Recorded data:
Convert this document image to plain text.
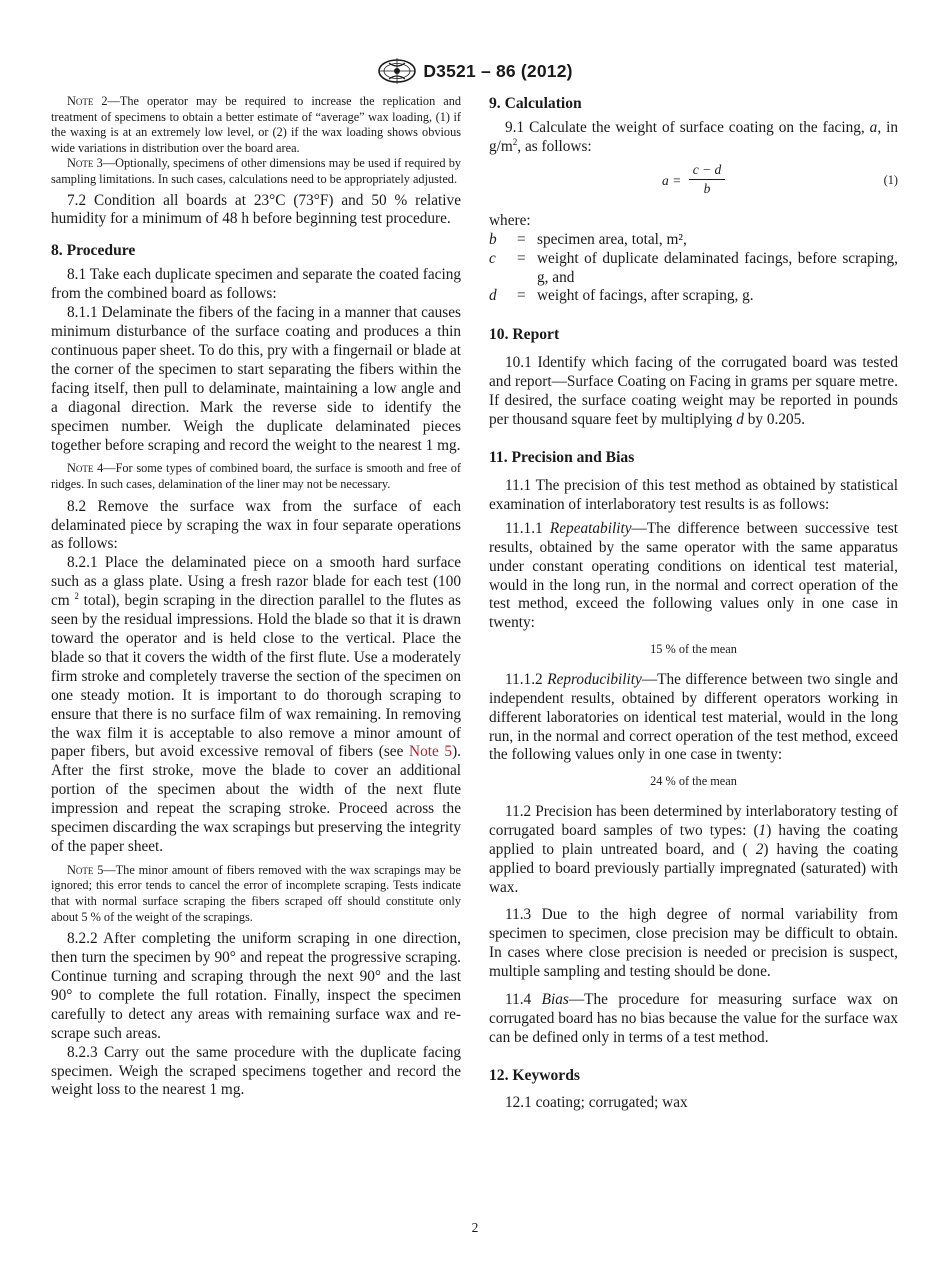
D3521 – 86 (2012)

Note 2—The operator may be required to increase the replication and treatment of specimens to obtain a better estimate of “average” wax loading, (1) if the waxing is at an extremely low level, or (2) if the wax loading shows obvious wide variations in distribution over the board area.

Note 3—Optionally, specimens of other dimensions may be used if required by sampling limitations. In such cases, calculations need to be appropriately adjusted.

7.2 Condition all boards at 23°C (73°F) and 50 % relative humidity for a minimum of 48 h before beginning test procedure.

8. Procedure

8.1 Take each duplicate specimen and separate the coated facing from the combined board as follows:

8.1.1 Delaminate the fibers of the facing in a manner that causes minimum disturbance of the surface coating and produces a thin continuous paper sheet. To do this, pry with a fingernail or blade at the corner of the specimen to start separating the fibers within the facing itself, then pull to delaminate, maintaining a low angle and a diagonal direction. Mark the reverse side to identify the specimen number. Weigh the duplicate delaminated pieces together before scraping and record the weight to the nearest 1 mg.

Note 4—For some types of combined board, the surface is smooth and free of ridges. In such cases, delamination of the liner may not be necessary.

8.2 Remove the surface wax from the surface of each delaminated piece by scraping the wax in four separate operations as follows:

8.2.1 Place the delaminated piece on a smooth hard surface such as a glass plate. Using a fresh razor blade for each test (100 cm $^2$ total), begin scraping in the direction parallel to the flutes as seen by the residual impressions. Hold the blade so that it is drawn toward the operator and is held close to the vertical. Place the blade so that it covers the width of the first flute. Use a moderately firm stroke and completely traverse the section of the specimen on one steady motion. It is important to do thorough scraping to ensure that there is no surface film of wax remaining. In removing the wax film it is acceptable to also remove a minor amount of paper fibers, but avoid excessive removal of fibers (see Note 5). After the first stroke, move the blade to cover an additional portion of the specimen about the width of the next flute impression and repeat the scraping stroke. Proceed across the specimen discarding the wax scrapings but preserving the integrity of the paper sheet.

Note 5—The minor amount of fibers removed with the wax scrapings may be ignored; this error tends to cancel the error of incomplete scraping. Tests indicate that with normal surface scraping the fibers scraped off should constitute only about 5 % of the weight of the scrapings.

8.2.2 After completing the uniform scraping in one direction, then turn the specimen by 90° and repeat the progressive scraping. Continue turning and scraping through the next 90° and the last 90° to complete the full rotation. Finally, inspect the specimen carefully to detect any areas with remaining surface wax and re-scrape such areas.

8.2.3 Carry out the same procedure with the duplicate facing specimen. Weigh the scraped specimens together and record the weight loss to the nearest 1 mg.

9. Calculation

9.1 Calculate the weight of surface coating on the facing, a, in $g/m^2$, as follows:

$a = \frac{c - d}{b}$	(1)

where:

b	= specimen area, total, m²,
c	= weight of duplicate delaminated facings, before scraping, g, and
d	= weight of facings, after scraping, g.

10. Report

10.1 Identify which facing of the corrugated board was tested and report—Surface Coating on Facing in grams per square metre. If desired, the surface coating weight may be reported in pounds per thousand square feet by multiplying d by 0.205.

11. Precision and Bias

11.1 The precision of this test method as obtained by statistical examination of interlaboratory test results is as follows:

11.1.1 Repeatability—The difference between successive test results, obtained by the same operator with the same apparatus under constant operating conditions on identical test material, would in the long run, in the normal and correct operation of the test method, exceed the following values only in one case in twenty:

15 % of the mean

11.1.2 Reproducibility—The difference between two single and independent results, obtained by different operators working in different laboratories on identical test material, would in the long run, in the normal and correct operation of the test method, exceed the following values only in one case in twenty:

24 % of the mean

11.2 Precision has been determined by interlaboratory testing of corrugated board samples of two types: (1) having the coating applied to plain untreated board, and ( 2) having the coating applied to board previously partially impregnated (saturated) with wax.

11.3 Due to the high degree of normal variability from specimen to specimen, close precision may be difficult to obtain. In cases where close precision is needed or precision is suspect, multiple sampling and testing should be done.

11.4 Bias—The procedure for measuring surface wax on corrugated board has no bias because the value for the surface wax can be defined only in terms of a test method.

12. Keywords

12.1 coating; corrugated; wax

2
* * *
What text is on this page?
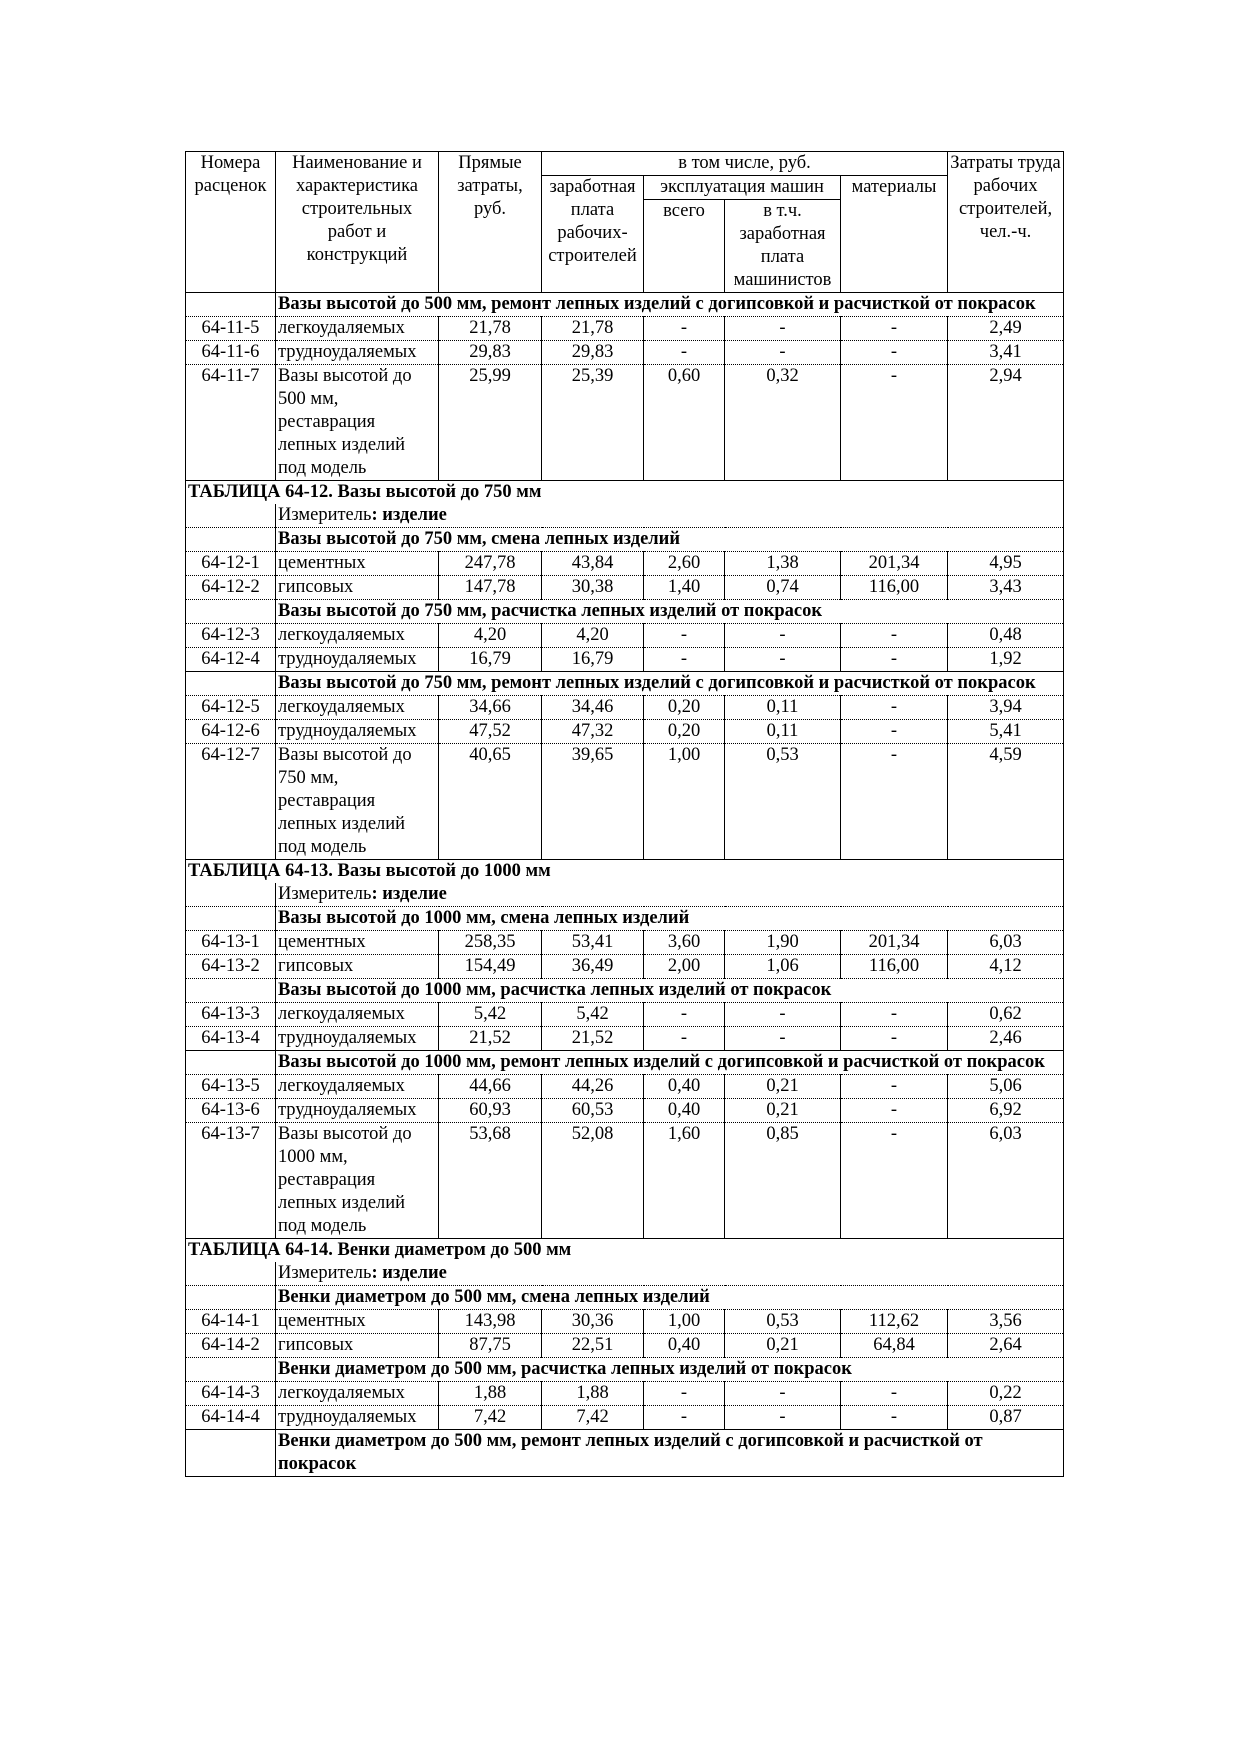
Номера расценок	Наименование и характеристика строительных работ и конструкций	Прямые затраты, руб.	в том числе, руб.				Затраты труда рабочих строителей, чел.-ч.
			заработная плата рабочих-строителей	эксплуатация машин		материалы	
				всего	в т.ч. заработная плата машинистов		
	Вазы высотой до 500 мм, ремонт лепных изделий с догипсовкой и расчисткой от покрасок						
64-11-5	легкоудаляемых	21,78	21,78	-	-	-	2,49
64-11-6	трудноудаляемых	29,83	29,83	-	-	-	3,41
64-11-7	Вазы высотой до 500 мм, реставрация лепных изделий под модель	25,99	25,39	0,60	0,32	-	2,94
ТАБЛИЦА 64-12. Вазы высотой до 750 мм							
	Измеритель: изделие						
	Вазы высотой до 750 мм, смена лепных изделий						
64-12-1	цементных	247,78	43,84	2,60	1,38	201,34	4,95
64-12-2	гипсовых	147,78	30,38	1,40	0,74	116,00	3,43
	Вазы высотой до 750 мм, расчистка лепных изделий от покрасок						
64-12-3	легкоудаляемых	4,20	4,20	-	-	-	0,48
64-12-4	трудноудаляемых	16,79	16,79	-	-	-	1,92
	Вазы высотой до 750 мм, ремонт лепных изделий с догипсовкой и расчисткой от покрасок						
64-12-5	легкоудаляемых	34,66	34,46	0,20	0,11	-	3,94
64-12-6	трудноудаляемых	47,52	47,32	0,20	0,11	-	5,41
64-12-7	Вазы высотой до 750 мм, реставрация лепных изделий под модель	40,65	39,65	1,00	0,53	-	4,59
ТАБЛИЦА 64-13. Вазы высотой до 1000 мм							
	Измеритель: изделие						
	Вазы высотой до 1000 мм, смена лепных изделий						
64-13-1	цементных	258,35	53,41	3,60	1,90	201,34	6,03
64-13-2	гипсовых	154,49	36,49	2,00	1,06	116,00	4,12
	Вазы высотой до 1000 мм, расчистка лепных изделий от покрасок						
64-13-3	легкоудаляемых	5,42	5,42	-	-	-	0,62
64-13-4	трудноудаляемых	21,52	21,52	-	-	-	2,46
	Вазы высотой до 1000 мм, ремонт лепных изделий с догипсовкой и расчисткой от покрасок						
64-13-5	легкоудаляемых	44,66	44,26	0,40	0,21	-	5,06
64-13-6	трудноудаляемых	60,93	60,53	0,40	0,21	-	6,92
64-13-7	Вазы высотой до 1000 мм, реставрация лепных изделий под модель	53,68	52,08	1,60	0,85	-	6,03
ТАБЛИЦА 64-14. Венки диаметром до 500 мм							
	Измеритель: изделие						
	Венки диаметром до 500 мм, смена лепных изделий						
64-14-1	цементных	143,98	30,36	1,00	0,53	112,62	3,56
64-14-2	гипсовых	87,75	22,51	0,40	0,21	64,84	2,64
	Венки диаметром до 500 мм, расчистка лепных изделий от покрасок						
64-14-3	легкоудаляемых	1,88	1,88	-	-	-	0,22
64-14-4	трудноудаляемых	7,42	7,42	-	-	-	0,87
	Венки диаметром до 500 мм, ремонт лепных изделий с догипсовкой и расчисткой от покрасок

■ AIM OF THE TASK:
Out of the preceding entries, pull every line containing the string "facings".

■ RESPONSE:
c	= weight of duplicate delaminated facings, before scraping, g, and
d	= weight of facings, after scraping, g.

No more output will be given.